▶ _Instruction_
From the items below, collect every line that contains the string "note" and copy each of those lines. Case counts, so a line with different capitalization does not match.

▶ _Exercise inputs_
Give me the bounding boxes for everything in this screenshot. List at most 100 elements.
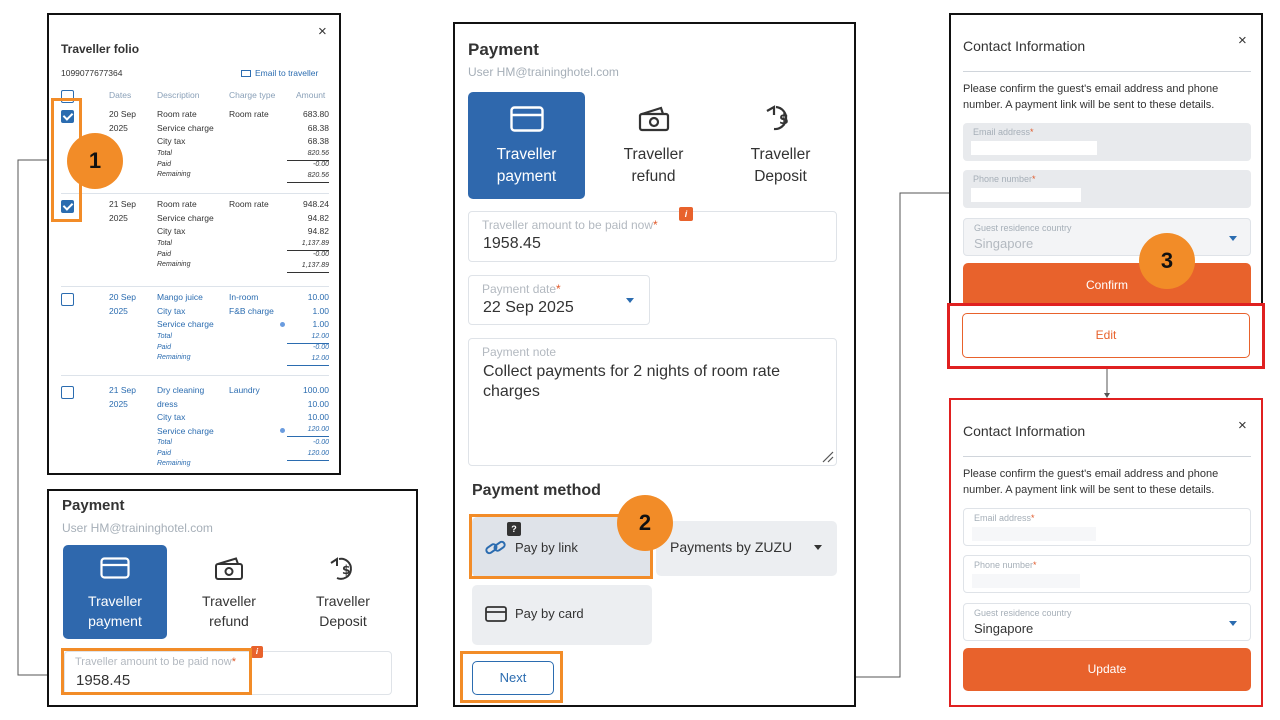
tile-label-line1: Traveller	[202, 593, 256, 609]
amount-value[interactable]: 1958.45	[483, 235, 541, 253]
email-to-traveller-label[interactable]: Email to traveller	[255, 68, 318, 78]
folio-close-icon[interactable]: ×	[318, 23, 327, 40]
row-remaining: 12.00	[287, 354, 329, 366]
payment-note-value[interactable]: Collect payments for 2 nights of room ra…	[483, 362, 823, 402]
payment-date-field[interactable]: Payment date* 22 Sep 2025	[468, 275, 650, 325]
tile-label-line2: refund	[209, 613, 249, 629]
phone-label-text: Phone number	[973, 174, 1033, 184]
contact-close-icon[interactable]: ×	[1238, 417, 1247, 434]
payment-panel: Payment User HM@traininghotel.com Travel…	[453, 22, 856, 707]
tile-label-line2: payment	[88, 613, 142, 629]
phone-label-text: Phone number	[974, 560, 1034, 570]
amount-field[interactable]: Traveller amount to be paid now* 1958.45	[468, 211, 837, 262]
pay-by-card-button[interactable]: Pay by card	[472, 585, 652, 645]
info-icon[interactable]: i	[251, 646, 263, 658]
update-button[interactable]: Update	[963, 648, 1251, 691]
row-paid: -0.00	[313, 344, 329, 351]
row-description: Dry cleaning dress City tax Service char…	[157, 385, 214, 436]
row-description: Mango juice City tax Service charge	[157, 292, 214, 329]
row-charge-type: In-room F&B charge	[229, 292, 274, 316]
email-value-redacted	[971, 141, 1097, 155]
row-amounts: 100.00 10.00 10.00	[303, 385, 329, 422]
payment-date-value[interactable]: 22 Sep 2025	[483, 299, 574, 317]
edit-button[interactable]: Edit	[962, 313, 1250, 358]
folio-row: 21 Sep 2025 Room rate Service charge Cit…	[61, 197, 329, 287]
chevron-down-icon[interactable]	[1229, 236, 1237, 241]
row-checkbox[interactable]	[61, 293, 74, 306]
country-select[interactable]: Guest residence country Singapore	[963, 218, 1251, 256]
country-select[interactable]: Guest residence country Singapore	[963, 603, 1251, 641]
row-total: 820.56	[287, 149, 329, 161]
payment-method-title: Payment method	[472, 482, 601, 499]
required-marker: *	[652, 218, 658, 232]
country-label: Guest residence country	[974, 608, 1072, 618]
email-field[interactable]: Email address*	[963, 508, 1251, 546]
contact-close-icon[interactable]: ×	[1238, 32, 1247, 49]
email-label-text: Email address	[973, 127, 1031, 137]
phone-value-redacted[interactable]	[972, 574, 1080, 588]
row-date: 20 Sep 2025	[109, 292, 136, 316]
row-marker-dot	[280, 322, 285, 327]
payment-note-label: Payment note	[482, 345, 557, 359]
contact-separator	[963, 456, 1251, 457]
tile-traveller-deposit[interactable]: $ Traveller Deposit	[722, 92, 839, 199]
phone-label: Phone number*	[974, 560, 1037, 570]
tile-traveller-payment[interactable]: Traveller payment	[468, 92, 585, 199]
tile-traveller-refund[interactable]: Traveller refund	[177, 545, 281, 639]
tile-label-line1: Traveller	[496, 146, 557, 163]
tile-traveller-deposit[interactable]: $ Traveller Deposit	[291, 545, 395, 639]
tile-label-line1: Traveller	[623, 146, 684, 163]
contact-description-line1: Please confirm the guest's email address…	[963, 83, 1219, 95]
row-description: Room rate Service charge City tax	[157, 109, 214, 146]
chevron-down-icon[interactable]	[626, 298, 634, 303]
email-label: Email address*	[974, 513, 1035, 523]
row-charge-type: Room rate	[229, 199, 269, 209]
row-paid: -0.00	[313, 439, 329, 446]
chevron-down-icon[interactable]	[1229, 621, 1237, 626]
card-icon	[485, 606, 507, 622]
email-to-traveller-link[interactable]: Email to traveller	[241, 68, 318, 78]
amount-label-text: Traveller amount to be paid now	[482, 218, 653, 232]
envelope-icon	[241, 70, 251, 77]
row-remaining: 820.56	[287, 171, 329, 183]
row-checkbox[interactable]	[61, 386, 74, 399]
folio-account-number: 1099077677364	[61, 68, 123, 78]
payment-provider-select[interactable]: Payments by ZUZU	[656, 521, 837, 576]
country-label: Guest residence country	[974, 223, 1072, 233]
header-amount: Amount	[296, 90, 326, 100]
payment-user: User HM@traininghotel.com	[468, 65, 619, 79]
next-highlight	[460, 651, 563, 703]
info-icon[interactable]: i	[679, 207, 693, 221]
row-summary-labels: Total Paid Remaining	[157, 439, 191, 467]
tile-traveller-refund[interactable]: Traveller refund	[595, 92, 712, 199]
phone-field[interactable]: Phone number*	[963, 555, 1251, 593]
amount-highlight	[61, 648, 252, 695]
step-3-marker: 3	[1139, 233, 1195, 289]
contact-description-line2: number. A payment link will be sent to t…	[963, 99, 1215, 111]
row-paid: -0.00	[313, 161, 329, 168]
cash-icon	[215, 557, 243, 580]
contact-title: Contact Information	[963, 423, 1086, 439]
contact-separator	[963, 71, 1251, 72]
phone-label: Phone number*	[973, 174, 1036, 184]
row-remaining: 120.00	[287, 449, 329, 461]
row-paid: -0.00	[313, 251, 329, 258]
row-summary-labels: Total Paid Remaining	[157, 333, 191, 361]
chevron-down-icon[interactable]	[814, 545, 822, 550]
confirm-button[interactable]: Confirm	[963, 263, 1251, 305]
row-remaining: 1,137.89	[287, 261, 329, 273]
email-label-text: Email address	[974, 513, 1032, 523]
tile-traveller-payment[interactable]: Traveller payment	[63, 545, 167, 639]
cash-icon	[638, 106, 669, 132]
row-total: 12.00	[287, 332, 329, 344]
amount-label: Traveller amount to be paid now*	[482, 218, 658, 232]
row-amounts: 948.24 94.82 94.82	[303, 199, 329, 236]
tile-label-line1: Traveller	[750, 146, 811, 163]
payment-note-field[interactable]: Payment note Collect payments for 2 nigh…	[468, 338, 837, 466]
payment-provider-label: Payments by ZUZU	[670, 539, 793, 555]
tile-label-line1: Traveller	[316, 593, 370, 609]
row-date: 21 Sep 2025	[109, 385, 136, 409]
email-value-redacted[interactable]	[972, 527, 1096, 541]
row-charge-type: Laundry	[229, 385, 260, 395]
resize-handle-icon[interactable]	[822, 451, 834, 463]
---
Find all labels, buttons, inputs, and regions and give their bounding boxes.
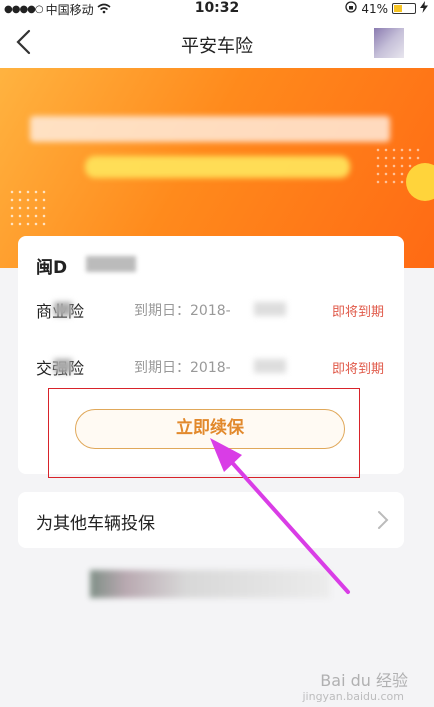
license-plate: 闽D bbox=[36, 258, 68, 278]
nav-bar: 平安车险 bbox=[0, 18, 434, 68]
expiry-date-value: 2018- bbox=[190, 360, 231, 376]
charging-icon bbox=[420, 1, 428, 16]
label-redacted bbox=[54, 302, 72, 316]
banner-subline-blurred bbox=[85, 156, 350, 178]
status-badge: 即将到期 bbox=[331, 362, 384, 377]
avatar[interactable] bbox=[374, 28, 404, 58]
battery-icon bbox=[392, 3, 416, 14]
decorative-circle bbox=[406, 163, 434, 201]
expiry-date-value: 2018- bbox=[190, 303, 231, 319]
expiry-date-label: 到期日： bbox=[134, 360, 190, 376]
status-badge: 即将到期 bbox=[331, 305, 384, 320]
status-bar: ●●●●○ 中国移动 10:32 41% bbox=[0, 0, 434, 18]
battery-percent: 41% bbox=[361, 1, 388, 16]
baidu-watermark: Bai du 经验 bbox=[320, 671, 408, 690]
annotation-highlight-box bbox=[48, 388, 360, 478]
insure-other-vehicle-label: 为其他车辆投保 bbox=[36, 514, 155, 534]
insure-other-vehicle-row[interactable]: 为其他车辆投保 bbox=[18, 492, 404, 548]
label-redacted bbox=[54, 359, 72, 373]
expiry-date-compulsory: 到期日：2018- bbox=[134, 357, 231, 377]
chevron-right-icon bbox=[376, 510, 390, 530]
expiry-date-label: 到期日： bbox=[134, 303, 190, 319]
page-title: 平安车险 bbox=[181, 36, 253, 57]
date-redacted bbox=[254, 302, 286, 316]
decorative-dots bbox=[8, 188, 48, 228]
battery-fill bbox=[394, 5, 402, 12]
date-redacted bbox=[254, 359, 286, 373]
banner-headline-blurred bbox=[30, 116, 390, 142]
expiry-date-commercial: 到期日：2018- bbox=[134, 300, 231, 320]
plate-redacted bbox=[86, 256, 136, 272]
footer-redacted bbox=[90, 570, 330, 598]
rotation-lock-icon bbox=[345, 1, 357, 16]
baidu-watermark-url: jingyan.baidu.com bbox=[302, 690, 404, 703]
...
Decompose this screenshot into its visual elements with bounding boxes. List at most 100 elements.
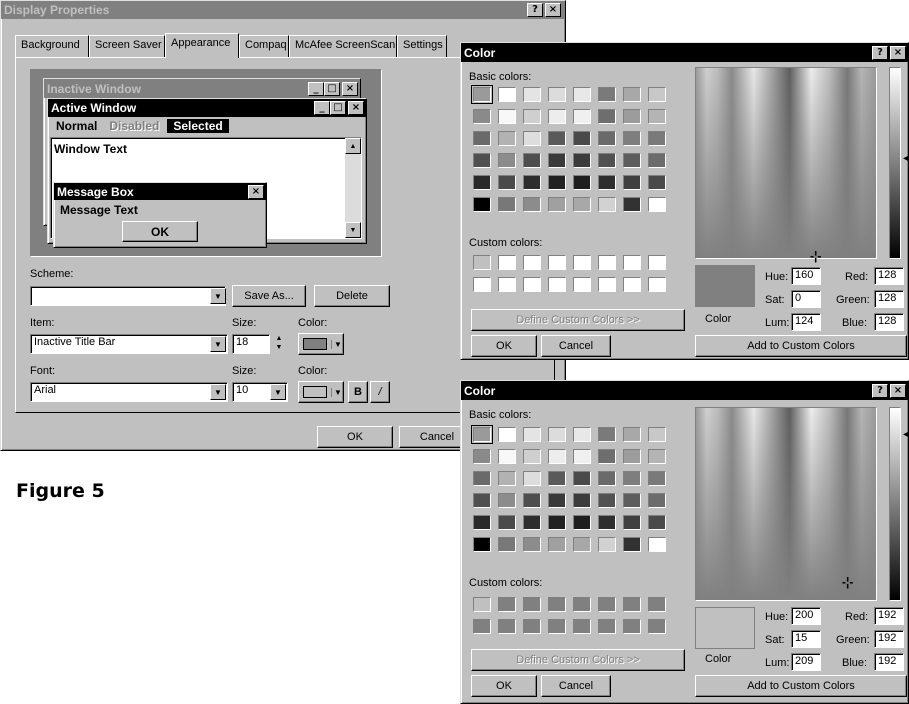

▶ _Written reply_
payment-note-value[interactable]: Collect payments for 2 nights of room ra…	[483, 362, 823, 402]
payment-note-label: Payment note	[482, 345, 557, 359]
payment-note-field[interactable]: Payment note Collect payments for 2 nigh…	[468, 338, 837, 466]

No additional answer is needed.